_RECORDS PROVIDED_.
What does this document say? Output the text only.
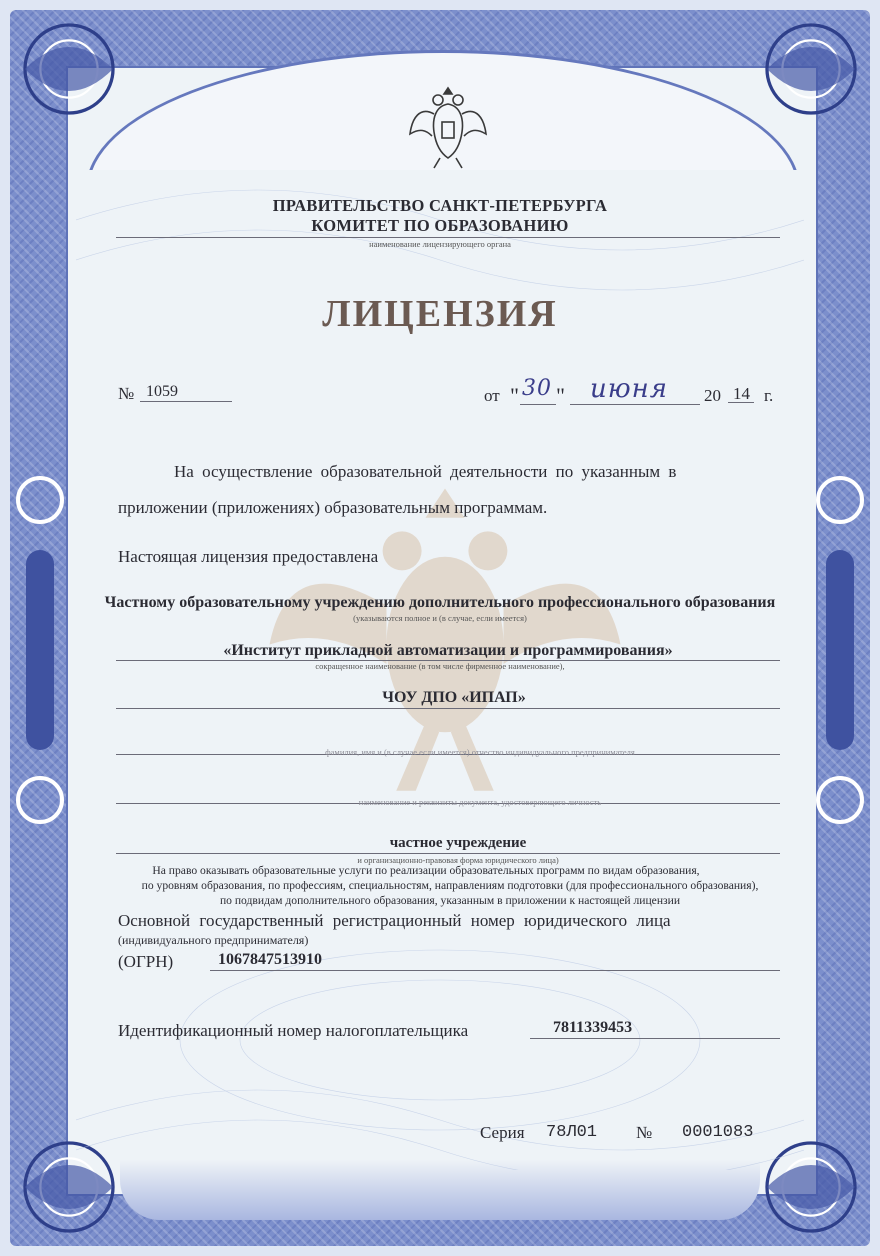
ПРАВИТЕЛЬСТВО САНКТ-ПЕТЕРБУРГА
КОМИТЕТ ПО ОБРАЗОВАНИЮ
наименование лицензирующего органа
ЛИЦЕНЗИЯ
№ 1059	от " 30 " июня 20 14 г.
На осуществление образовательной деятельности по указанным в
приложении (приложениях) образовательным программам.
Настоящая лицензия предоставлена
Частному образовательному учреждению дополнительного профессионального образования
(указываются полное и (в случае, если имеется)
«Институт прикладной автоматизации и программирования»
сокращенное наименование (в том числе фирменное наименование),
ЧОУ ДПО «ИПАП»
фамилия, имя и (в случае если имеется) отчество индивидуального предпринимателя
наименование и реквизиты документа, удостоверяющего личность
частное учреждение
и организационно-правовая форма юридического лица)
На право оказывать образовательные услуги по реализации образовательных программ по видам образования,
по уровням образования, по профессиям, специальностям, направлениям подготовки (для профессионального образования),
по подвидам дополнительного образования, указанным в приложении к настоящей лицензии
Основной государственный регистрационный номер юридического лица
(индивидуального предпринимателя)
(ОГРН)	1067847513910
Идентификационный номер налогоплательщика	7811339453
Серия 78Л01 № 0001083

_GIVEN TASK_.
From the data, list each line in which the string "случае" appears.

_THE RESPONSE_.
(указываются полное и (в случае, если имеется)
фамилия, имя и (в случае если имеется) отчество индивидуального предпринимателя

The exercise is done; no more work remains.